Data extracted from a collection
** Begin **

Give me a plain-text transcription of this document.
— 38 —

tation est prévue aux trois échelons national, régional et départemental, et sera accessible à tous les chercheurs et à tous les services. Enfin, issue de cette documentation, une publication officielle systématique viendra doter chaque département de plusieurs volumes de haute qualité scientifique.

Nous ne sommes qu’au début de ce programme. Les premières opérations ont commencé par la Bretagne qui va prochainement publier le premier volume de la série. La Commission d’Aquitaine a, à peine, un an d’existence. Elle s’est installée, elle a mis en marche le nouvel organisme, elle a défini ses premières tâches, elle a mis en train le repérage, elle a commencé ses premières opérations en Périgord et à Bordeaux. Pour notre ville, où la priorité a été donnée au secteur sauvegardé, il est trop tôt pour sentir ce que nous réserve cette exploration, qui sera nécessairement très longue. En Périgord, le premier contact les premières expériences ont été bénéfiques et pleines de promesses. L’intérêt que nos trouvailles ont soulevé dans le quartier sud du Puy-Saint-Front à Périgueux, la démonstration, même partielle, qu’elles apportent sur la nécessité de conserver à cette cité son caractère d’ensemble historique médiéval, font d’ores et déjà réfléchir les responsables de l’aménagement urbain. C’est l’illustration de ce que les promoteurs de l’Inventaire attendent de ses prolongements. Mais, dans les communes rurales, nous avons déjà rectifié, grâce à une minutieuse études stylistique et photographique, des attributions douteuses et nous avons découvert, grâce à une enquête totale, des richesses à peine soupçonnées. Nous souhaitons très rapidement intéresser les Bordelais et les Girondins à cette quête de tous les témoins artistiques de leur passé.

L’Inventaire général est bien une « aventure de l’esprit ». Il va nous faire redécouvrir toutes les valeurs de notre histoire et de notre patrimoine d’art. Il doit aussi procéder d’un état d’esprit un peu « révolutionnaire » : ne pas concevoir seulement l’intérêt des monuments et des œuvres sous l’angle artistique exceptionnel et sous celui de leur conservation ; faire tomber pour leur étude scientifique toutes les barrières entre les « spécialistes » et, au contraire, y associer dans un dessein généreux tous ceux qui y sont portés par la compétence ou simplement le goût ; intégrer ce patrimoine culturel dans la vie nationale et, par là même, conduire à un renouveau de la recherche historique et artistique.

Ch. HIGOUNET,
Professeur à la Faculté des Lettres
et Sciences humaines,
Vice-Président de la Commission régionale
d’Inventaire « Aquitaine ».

** End **
** Begin **

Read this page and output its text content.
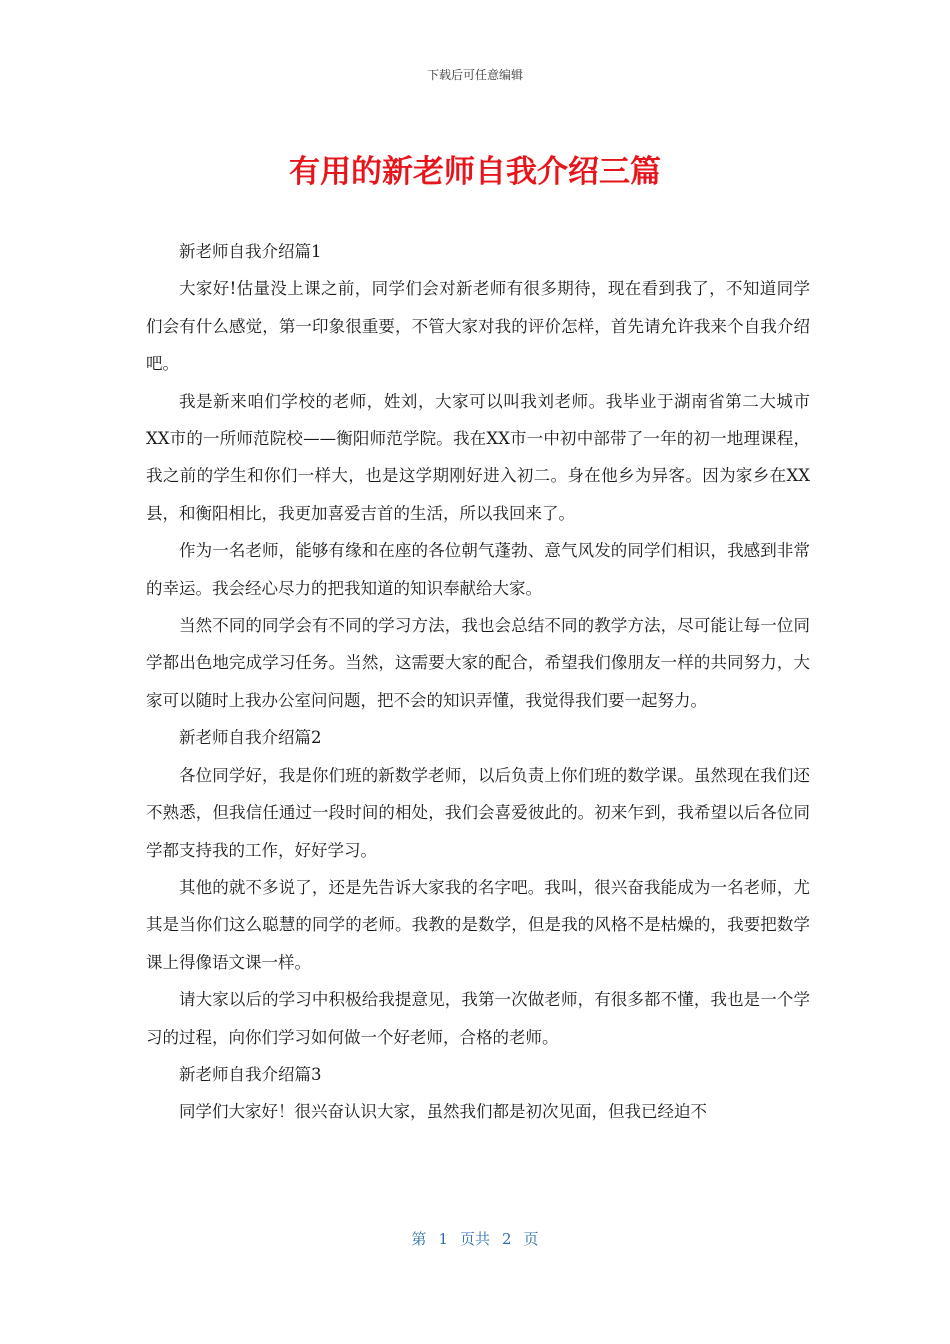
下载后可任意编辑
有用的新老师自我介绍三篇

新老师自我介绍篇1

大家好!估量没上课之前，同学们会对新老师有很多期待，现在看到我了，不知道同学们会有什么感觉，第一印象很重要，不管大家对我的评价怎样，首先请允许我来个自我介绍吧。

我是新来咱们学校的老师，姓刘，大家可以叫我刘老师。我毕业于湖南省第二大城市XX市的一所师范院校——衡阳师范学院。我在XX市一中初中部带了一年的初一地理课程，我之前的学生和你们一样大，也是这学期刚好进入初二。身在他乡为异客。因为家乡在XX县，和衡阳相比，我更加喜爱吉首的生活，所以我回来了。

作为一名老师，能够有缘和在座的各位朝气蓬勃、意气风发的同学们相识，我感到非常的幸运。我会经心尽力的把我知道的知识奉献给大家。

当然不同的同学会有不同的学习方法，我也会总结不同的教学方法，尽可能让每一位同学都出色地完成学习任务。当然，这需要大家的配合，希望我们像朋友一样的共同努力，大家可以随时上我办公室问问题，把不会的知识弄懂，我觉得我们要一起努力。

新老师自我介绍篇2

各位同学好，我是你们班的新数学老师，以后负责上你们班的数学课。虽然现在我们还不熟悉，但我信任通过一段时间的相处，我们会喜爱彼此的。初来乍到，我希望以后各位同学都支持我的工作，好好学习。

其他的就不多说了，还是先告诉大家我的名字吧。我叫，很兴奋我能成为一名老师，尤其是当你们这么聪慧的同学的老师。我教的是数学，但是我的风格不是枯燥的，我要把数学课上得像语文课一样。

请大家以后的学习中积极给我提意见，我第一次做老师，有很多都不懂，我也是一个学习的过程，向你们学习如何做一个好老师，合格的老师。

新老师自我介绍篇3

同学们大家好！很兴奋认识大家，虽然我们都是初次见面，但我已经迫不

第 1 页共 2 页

** End **

- [Given request]: List every line above containing the word "this".

- [Full output]:
Give me a plain-text transcription of this document.
Read this page and output its text content.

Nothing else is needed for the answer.